◆ **Exercise instructions**
Report how many lines in the data below hold the string "James". Nothing else should appear in the answer.
[[ Data under study, beginning ]]
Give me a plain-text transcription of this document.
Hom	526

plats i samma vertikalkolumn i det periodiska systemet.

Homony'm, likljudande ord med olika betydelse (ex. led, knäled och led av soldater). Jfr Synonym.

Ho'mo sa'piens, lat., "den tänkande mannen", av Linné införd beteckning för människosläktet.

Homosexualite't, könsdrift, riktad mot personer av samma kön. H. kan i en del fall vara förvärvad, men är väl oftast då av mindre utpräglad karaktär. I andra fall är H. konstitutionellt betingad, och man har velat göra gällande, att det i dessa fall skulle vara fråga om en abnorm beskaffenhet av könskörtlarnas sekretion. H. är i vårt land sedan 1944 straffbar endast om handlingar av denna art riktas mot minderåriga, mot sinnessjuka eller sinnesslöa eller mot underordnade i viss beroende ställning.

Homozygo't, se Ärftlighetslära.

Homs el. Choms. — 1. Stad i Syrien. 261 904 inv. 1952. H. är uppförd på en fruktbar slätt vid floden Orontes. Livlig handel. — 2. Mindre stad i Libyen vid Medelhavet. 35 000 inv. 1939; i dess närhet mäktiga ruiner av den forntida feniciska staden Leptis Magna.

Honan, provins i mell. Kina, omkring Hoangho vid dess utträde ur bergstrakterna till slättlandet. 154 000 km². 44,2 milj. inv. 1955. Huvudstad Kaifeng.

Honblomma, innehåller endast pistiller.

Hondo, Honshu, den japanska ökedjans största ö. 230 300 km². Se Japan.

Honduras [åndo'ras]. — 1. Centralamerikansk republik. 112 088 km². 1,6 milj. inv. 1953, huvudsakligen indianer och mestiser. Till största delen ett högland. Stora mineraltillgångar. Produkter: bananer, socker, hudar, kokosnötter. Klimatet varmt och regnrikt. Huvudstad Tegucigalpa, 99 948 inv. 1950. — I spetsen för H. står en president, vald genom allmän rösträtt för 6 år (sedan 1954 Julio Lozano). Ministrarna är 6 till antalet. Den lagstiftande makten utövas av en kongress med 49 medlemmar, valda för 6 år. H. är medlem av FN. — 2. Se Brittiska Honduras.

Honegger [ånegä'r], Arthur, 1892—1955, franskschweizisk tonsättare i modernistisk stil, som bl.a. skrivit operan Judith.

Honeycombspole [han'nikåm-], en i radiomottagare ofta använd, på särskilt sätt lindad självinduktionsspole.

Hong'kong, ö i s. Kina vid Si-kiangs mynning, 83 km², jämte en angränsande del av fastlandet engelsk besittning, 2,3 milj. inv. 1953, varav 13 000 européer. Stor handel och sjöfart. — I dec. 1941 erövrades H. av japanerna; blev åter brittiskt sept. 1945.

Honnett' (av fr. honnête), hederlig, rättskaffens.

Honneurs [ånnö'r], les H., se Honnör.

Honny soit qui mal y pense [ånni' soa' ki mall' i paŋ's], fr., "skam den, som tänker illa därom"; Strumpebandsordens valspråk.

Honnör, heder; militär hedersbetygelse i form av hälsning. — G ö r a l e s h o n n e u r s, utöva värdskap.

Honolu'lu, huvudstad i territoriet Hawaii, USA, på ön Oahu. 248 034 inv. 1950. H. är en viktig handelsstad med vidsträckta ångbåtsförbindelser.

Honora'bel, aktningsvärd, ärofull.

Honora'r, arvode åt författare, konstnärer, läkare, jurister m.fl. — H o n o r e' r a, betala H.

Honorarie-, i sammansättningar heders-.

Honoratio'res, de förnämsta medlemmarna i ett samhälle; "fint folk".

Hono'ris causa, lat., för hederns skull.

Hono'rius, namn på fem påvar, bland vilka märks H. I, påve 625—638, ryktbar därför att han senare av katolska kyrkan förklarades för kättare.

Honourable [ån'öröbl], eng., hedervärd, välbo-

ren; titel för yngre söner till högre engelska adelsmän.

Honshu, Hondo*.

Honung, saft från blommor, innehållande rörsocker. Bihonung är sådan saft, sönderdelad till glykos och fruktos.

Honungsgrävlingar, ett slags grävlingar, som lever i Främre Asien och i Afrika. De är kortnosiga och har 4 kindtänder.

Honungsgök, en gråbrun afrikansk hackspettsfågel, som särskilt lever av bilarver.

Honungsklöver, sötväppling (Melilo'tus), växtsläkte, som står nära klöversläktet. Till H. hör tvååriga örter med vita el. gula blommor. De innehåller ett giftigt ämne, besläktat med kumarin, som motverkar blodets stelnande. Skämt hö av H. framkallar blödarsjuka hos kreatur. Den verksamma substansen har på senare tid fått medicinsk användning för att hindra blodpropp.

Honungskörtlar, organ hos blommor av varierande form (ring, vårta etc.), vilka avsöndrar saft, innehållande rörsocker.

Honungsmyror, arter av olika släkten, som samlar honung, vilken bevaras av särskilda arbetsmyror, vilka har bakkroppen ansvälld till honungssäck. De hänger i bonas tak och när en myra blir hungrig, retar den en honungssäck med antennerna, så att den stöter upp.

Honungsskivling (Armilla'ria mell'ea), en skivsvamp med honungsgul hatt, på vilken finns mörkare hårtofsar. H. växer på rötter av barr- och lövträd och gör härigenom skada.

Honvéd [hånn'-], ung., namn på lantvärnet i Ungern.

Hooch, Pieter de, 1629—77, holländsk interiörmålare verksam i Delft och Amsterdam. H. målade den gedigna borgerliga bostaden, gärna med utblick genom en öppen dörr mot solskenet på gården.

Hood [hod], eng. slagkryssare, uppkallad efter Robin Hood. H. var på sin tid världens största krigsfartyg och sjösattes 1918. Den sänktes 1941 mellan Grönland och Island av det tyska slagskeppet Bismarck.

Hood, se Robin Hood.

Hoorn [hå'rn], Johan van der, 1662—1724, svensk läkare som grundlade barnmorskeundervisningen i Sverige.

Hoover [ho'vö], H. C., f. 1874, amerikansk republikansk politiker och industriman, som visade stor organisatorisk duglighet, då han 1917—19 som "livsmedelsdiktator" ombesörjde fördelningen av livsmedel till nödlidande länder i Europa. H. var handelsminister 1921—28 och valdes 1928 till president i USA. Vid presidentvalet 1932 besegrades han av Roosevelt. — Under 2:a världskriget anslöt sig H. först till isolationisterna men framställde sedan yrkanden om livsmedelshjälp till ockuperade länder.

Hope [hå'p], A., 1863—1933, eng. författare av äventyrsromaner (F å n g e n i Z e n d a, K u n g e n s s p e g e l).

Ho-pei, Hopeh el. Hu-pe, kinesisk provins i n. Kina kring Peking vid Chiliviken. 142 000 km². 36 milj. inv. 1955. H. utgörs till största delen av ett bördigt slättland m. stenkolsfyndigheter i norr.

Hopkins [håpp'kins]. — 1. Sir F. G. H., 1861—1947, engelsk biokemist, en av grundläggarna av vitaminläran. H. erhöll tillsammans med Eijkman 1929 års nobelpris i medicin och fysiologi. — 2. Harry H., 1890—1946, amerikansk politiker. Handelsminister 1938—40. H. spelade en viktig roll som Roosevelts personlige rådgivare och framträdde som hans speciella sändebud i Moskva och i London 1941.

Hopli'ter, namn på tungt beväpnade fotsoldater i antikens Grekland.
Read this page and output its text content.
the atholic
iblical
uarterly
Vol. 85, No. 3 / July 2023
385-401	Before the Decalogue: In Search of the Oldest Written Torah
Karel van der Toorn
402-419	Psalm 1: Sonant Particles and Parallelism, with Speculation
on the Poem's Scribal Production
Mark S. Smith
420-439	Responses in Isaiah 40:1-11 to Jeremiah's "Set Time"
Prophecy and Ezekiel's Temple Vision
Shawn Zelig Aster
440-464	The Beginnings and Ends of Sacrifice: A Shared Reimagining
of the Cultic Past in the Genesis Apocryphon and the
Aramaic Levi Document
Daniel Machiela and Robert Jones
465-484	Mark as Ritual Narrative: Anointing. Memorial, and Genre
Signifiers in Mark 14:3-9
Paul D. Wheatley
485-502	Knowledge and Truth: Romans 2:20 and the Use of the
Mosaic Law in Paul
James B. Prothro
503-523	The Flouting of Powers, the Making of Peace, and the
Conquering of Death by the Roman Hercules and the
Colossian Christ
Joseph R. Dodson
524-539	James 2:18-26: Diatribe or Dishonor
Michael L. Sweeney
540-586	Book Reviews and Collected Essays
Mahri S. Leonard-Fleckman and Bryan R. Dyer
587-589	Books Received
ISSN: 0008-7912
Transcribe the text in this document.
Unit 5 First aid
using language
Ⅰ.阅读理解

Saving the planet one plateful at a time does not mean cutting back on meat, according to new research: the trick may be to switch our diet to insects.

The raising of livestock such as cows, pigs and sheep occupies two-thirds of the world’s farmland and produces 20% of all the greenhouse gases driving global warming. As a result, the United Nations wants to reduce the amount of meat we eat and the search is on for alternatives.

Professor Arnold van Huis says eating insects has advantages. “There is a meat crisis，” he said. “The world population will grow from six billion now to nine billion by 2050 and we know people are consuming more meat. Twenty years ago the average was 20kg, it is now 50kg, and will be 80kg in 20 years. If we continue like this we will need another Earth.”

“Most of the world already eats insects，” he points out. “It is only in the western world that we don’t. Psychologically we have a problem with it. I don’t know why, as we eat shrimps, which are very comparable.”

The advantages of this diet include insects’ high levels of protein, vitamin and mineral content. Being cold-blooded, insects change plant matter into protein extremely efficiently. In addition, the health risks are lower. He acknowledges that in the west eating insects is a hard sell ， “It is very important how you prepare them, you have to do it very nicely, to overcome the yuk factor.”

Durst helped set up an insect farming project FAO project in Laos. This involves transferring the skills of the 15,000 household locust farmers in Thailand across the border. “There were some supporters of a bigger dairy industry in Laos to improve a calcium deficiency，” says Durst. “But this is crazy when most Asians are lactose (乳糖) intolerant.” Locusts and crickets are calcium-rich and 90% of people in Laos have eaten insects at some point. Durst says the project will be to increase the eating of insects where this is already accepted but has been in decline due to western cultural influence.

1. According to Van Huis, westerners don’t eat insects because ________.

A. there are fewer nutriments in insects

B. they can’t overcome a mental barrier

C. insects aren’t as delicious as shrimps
[[ Data under study, end ]]
◆ **Result of this exercise**
2